>> begin MATERIALS PROVIDED
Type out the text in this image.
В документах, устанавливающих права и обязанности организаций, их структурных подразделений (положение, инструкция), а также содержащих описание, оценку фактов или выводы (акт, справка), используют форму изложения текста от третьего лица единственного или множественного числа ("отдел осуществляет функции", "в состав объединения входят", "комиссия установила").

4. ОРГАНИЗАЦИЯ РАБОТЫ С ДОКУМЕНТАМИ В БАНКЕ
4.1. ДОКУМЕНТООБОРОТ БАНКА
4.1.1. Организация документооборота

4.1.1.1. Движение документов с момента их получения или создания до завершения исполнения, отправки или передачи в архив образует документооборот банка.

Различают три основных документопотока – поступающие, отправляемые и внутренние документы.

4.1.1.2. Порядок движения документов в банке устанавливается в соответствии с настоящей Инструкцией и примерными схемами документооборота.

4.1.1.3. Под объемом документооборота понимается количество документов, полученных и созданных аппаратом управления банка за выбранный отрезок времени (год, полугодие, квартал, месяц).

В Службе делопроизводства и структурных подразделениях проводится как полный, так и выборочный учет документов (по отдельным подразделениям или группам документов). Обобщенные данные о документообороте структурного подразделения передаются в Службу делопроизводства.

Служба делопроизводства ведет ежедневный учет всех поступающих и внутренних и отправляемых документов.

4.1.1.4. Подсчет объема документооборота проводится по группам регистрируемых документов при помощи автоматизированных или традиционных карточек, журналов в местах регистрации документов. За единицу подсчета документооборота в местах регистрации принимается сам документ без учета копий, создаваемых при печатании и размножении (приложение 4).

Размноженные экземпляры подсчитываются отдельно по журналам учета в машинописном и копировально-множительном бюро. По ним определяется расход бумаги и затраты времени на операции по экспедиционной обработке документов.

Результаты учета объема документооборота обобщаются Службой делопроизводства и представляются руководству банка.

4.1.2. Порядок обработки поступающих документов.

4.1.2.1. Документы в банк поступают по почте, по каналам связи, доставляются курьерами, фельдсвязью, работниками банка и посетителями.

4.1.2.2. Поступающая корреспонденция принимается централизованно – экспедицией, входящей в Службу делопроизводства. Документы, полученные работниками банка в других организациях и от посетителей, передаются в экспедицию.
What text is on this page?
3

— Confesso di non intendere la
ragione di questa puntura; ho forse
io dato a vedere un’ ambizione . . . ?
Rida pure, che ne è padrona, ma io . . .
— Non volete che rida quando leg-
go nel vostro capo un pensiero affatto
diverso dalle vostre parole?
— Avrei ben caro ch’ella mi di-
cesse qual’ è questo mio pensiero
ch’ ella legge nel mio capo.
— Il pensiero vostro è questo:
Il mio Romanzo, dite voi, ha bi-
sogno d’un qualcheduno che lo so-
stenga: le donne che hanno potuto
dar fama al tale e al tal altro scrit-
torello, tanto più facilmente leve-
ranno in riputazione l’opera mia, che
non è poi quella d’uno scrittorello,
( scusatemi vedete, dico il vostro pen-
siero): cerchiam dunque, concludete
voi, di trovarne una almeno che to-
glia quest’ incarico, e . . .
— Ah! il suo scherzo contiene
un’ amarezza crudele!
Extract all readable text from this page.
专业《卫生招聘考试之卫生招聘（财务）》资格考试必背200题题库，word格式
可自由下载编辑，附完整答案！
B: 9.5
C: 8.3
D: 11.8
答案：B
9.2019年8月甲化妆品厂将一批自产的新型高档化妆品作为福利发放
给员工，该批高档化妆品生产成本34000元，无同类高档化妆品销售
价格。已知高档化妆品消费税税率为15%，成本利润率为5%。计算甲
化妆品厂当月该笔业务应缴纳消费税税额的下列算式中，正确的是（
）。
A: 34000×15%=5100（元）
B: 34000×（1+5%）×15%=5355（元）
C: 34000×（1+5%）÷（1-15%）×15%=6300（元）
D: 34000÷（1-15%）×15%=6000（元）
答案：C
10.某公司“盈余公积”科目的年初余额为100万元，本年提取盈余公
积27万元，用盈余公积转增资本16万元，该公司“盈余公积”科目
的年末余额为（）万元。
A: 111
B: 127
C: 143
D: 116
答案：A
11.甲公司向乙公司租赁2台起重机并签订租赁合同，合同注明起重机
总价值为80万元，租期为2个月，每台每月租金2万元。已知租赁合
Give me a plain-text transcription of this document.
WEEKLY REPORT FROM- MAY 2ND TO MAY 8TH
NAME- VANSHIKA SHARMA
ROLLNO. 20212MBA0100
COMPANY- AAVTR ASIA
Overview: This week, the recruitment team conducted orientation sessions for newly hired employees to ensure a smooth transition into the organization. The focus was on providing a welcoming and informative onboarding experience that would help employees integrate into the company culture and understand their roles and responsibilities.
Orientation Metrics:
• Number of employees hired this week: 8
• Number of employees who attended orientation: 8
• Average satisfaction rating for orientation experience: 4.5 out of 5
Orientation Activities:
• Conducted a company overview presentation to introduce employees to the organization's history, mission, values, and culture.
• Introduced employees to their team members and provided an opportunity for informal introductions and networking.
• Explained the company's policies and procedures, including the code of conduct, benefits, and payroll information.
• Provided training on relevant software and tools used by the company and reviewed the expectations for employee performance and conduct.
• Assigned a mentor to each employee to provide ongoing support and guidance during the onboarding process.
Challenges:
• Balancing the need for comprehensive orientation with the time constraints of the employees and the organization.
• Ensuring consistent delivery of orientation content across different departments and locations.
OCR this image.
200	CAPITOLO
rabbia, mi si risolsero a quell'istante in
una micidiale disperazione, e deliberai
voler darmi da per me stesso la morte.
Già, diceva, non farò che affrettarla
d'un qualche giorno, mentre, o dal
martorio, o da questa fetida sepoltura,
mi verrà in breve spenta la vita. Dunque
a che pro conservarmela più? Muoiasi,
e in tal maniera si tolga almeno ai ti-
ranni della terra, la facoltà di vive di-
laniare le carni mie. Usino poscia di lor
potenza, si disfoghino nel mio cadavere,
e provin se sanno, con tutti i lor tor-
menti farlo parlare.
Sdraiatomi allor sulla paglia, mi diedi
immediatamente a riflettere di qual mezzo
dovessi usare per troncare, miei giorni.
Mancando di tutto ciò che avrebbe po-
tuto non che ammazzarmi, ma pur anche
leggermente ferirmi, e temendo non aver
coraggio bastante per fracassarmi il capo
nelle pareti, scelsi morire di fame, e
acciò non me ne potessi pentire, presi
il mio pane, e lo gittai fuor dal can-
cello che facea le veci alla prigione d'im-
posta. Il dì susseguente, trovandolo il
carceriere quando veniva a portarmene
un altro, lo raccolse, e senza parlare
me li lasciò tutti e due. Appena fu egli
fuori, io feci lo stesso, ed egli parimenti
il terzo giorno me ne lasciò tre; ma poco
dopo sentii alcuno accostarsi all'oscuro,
>> end MATERIALS PROVIDED
_JOB_:
Exactly as written, please output every entry.

_ANSWER TO THE EXERCISE_:
Type out the text in this image.
В документах, устанавливающих права и обязанности организаций, их структурных подразделений (положение, инструкция), а также содержащих описание, оценку фактов или выводы (акт, справка), используют форму изложения текста от третьего лица единственного или множественного числа ("отдел осуществляет функции", "в состав объединения входят", "комиссия установила").

4. ОРГАНИЗАЦИЯ РАБОТЫ С ДОКУМЕНТАМИ В БАНКЕ
4.1. ДОКУМЕНТООБОРОТ БАНКА
4.1.1. Организация документооборота

4.1.1.1. Движение документов с момента их получения или создания до завершения исполнения, отправки или передачи в архив образует документооборот банка.

Различают три основных документопотока – поступающие, отправляемые и внутренние документы.

4.1.1.2. Порядок движения документов в банке устанавливается в соответствии с настоящей Инструкцией и примерными схемами документооборота.

4.1.1.3. Под объемом документооборота понимается количество документов, полученных и созданных аппаратом управления банка за выбранный отрезок времени (год, полугодие, квартал, месяц).

В Службе делопроизводства и структурных подразделениях проводится как полный, так и выборочный учет документов (по отдельным подразделениям или группам документов). Обобщенные данные о документообороте структурного подразделения передаются в Службу делопроизводства.

Служба делопроизводства ведет ежедневный учет всех поступающих и внутренних и отправляемых документов.

4.1.1.4. Подсчет объема документооборота проводится по группам регистрируемых документов при помощи автоматизированных или традиционных карточек, журналов в местах регистрации документов. За единицу подсчета документооборота в местах регистрации принимается сам документ без учета копий, создаваемых при печатании и размножении (приложение 4).

Размноженные экземпляры подсчитываются отдельно по журналам учета в машинописном и копировально-множительном бюро. По ним определяется расход бумаги и затраты времени на операции по экспедиционной обработке документов.

Результаты учета объема документооборота обобщаются Службой делопроизводства и представляются руководству банка.

4.1.2. Порядок обработки поступающих документов.

4.1.2.1. Документы в банк поступают по почте, по каналам связи, доставляются курьерами, фельдсвязью, работниками банка и посетителями.

4.1.2.2. Поступающая корреспонденция принимается централизованно – экспедицией, входящей в Службу делопроизводства. Документы, полученные работниками банка в других организациях и от посетителей, передаются в экспедицию.
What text is on this page?
3

— Confesso di non intendere la
ragione di questa puntura; ho forse
io dato a vedere un’ ambizione . . . ?
Rida pure, che ne è padrona, ma io . . .
— Non volete che rida quando leg-
go nel vostro capo un pensiero affatto
diverso dalle vostre parole?
— Avrei ben caro ch’ella mi di-
cesse qual’ è questo mio pensiero
ch’ ella legge nel mio capo.
— Il pensiero vostro è questo:
Il mio Romanzo, dite voi, ha bi-
sogno d’un qualcheduno che lo so-
stenga: le donne che hanno potuto
dar fama al tale e al tal altro scrit-
torello, tanto più facilmente leve-
ranno in riputazione l’opera mia, che
non è poi quella d’uno scrittorello,
( scusatemi vedete, dico il vostro pen-
siero): cerchiam dunque, concludete
voi, di trovarne una almeno che to-
glia quest’ incarico, e . . .
— Ah! il suo scherzo contiene
un’ amarezza crudele!
Extract all readable text from this page.
专业《卫生招聘考试之卫生招聘（财务）》资格考试必背200题题库，word格式
可自由下载编辑，附完整答案！
B: 9.5
C: 8.3
D: 11.8
答案：B
9.2019年8月甲化妆品厂将一批自产的新型高档化妆品作为福利发放
给员工，该批高档化妆品生产成本34000元，无同类高档化妆品销售
价格。已知高档化妆品消费税税率为15%，成本利润率为5%。计算甲
化妆品厂当月该笔业务应缴纳消费税税额的下列算式中，正确的是（
）。
A: 34000×15%=5100（元）
B: 34000×（1+5%）×15%=5355（元）
C: 34000×（1+5%）÷（1-15%）×15%=6300（元）
D: 34000÷（1-15%）×15%=6000（元）
答案：C
10.某公司“盈余公积”科目的年初余额为100万元，本年提取盈余公
积27万元，用盈余公积转增资本16万元，该公司“盈余公积”科目
的年末余额为（）万元。
A: 111
B: 127
C: 143
D: 116
答案：A
11.甲公司向乙公司租赁2台起重机并签订租赁合同，合同注明起重机
总价值为80万元，租期为2个月，每台每月租金2万元。已知租赁合
Give me a plain-text transcription of this document.
WEEKLY REPORT FROM- MAY 2ND TO MAY 8TH
NAME- VANSHIKA SHARMA
ROLLNO. 20212MBA0100
COMPANY- AAVTR ASIA
Overview: This week, the recruitment team conducted orientation sessions for newly hired employees to ensure a smooth transition into the organization. The focus was on providing a welcoming and informative onboarding experience that would help employees integrate into the company culture and understand their roles and responsibilities.
Orientation Metrics:
• Number of employees hired this week: 8
• Number of employees who attended orientation: 8
• Average satisfaction rating for orientation experience: 4.5 out of 5
Orientation Activities:
• Conducted a company overview presentation to introduce employees to the organization's history, mission, values, and culture.
• Introduced employees to their team members and provided an opportunity for informal introductions and networking.
• Explained the company's policies and procedures, including the code of conduct, benefits, and payroll information.
• Provided training on relevant software and tools used by the company and reviewed the expectations for employee performance and conduct.
• Assigned a mentor to each employee to provide ongoing support and guidance during the onboarding process.
Challenges:
• Balancing the need for comprehensive orientation with the time constraints of the employees and the organization.
• Ensuring consistent delivery of orientation content across different departments and locations.
OCR this image.
200	CAPITOLO
rabbia, mi si risolsero a quell'istante in
una micidiale disperazione, e deliberai
voler darmi da per me stesso la morte.
Già, diceva, non farò che affrettarla
d'un qualche giorno, mentre, o dal
martorio, o da questa fetida sepoltura,
mi verrà in breve spenta la vita. Dunque
a che pro conservarmela più? Muoiasi,
e in tal maniera si tolga almeno ai ti-
ranni della terra, la facoltà di vive di-
laniare le carni mie. Usino poscia di lor
potenza, si disfoghino nel mio cadavere,
e provin se sanno, con tutti i lor tor-
menti farlo parlare.
Sdraiatomi allor sulla paglia, mi diedi
immediatamente a riflettere di qual mezzo
dovessi usare per troncare, miei giorni.
Mancando di tutto ciò che avrebbe po-
tuto non che ammazzarmi, ma pur anche
leggermente ferirmi, e temendo non aver
coraggio bastante per fracassarmi il capo
nelle pareti, scelsi morire di fame, e
acciò non me ne potessi pentire, presi
il mio pane, e lo gittai fuor dal can-
cello che facea le veci alla prigione d'im-
posta. Il dì susseguente, trovandolo il
carceriere quando veniva a portarmene
un altro, lo raccolse, e senza parlare
me li lasciò tutti e due. Appena fu egli
fuori, io feci lo stesso, ed egli parimenti
il terzo giorno me ne lasciò tre; ma poco
dopo sentii alcuno accostarsi all'oscuro,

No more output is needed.